# START OF PROVIDED DATA
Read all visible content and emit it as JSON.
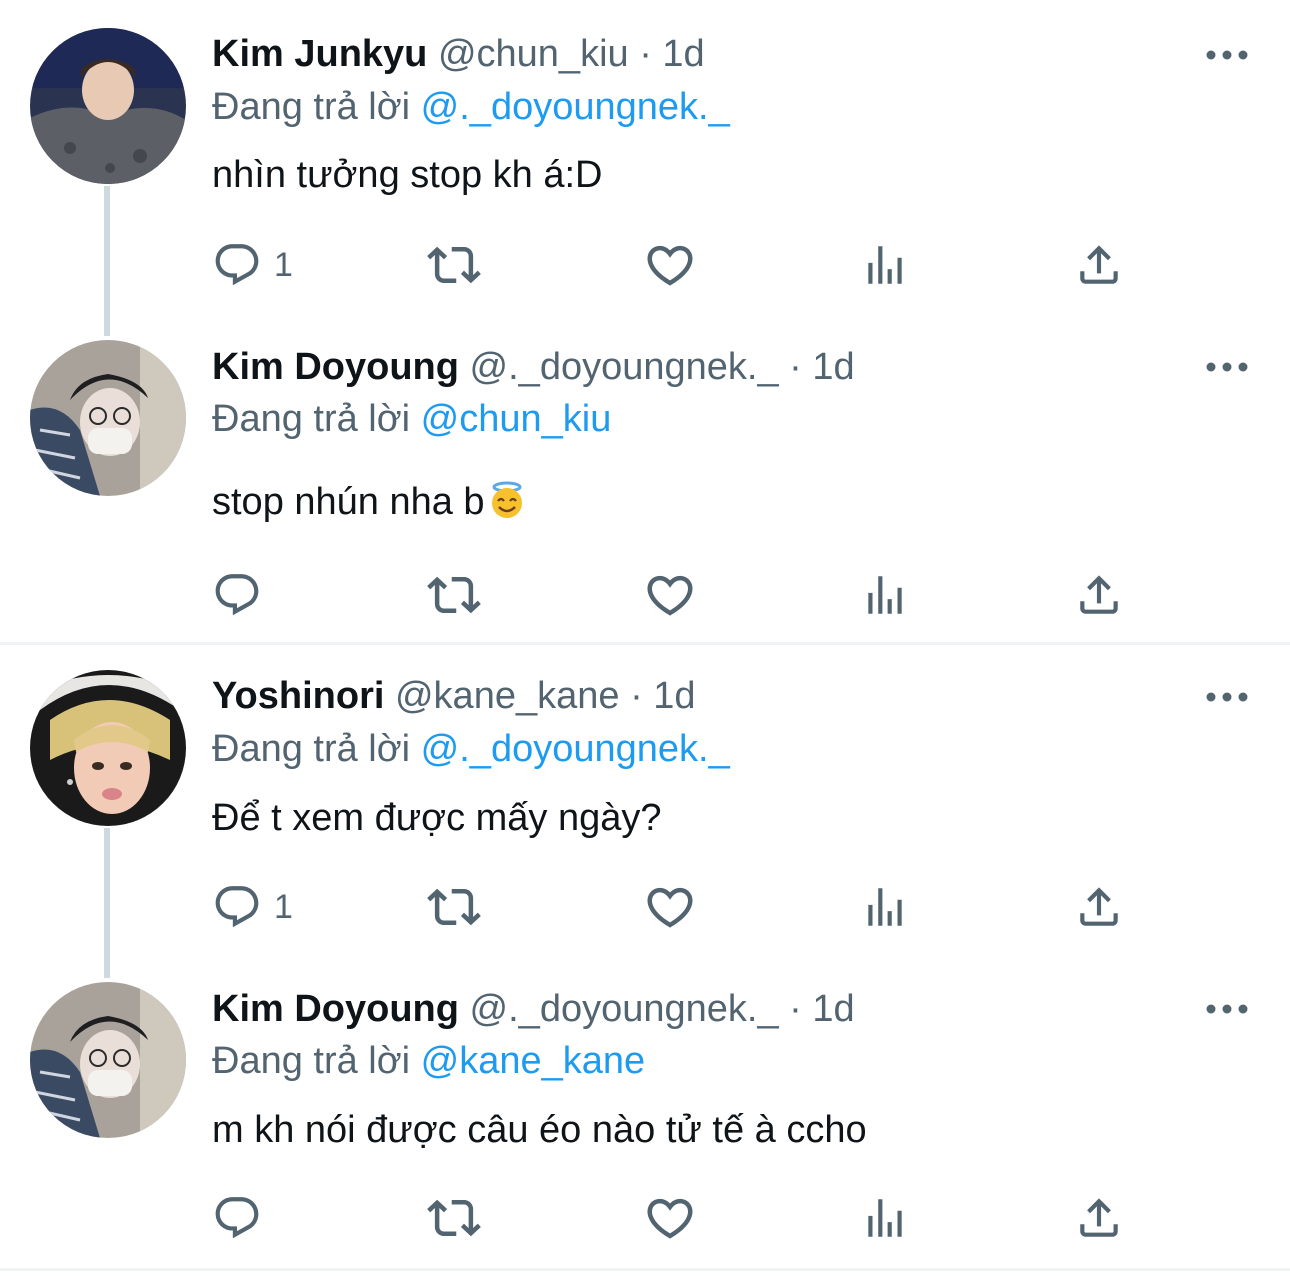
{
  "reply_prefix": "Đang trả lời",
  "tweets": [
    {
      "name": "Kim Junkyu",
      "handle": "@chun_kiu",
      "separator": "·",
      "time": "1d",
      "reply_to": "@._doyoungnek._",
      "text": "nhìn tưởng stop kh á:D",
      "reply_count": "1"
    },
    {
      "name": "Kim Doyoung",
      "handle": "@._doyoungnek._",
      "separator": "·",
      "time": "1d",
      "reply_to": "@chun_kiu",
      "text": "stop nhún nha b",
      "emoji": "smiling-face-with-halo",
      "reply_count": ""
    },
    {
      "name": "Yoshinori",
      "handle": "@kane_kane",
      "separator": "·",
      "time": "1d",
      "reply_to": "@._doyoungnek._",
      "text": "Để t xem được mấy ngày?",
      "reply_count": "1"
    },
    {
      "name": "Kim Doyoung",
      "handle": "@._doyoungnek._",
      "separator": "·",
      "time": "1d",
      "reply_to": "@kane_kane",
      "text": "m kh nói được câu éo nào tử tế à ccho",
      "reply_count": ""
    }
  ],
  "colors": {
    "text": "#0f1419",
    "secondary": "#536471",
    "mention": "#1d9bf0",
    "thread_line": "#cfd9de",
    "divider": "#eff3f4"
  },
  "icons": [
    "reply-icon",
    "retweet-icon",
    "like-icon",
    "analytics-icon",
    "share-icon",
    "more-icon"
  ]
}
# END OF PROVIDED DATA
# [WHAT IS EXPECTED]
Reproduce all of the material above word for word. Omit the pictures.

# [EXERCISE OUTPUT]
Read all visible content and emit it as JSON.
{
  "reply_prefix": "Đang trả lời",
  "tweets": [
    {
      "name": "Kim Junkyu",
      "handle": "@chun_kiu",
      "separator": "·",
      "time": "1d",
      "reply_to": "@._doyoungnek._",
      "text": "nhìn tưởng stop kh á:D",
      "reply_count": "1"
    },
    {
      "name": "Kim Doyoung",
      "handle": "@._doyoungnek._",
      "separator": "·",
      "time": "1d",
      "reply_to": "@chun_kiu",
      "text": "stop nhún nha b",
      "emoji": "smiling-face-with-halo",
      "reply_count": ""
    },
    {
      "name": "Yoshinori",
      "handle": "@kane_kane",
      "separator": "·",
      "time": "1d",
      "reply_to": "@._doyoungnek._",
      "text": "Để t xem được mấy ngày?",
      "reply_count": "1"
    },
    {
      "name": "Kim Doyoung",
      "handle": "@._doyoungnek._",
      "separator": "·",
      "time": "1d",
      "reply_to": "@kane_kane",
      "text": "m kh nói được câu éo nào tử tế à ccho",
      "reply_count": ""
    }
  ],
  "colors": {
    "text": "#0f1419",
    "secondary": "#536471",
    "mention": "#1d9bf0",
    "thread_line": "#cfd9de",
    "divider": "#eff3f4"
  },
  "icons": [
    "reply-icon",
    "retweet-icon",
    "like-icon",
    "analytics-icon",
    "share-icon",
    "more-icon"
  ]
}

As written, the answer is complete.